--- start of PROVIDED MATERIAL ---

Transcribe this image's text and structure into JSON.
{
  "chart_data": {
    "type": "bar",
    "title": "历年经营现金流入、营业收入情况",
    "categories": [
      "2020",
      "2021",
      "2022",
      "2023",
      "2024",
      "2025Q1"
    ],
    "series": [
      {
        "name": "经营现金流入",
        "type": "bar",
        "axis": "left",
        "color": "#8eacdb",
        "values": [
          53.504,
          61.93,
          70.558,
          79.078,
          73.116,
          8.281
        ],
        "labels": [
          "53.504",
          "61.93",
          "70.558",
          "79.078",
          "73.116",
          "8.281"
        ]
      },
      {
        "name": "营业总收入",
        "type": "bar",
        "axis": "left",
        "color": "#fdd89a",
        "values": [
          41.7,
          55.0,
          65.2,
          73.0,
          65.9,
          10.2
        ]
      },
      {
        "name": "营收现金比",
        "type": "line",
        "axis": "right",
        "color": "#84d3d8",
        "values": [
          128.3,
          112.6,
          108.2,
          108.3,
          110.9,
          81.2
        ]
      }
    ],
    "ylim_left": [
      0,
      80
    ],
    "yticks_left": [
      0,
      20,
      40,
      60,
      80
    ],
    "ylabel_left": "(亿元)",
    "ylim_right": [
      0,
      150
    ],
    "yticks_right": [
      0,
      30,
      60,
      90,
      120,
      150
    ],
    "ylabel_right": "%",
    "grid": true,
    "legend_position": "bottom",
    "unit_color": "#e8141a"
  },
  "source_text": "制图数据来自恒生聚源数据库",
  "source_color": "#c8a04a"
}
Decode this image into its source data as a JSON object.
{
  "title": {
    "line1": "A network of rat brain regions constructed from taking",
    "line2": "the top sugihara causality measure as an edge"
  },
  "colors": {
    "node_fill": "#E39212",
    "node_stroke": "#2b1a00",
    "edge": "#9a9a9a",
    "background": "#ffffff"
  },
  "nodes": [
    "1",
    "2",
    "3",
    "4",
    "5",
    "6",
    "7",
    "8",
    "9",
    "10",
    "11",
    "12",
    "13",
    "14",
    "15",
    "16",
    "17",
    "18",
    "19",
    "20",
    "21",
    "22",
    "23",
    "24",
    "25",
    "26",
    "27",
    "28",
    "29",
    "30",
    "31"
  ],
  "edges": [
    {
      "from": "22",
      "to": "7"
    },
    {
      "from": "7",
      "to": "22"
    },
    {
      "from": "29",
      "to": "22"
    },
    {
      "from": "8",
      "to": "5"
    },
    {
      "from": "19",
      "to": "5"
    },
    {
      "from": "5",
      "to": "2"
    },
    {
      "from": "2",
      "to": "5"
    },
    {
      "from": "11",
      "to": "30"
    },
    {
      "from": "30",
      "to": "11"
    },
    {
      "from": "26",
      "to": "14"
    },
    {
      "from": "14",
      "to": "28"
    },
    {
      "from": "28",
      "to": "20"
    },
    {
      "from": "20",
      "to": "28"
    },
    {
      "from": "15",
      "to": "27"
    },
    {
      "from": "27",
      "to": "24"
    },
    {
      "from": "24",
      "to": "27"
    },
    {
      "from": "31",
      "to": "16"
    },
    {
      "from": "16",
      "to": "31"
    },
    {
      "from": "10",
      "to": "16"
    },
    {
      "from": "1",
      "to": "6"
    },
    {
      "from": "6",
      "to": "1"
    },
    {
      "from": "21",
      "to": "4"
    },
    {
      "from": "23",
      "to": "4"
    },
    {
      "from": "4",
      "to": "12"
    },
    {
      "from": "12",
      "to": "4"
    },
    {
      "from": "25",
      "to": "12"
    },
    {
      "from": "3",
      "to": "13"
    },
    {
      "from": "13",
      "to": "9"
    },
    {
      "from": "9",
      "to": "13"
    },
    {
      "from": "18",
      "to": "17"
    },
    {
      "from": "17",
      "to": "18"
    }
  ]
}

--- end of PROVIDED MATERIAL ---

SET TASK: Copy each line that contains the word "JSON".

RESPONSE FOR THIS EXERCISE:
Transcribe this image's text and structure into JSON.
Decode this image into its source data as a JSON object.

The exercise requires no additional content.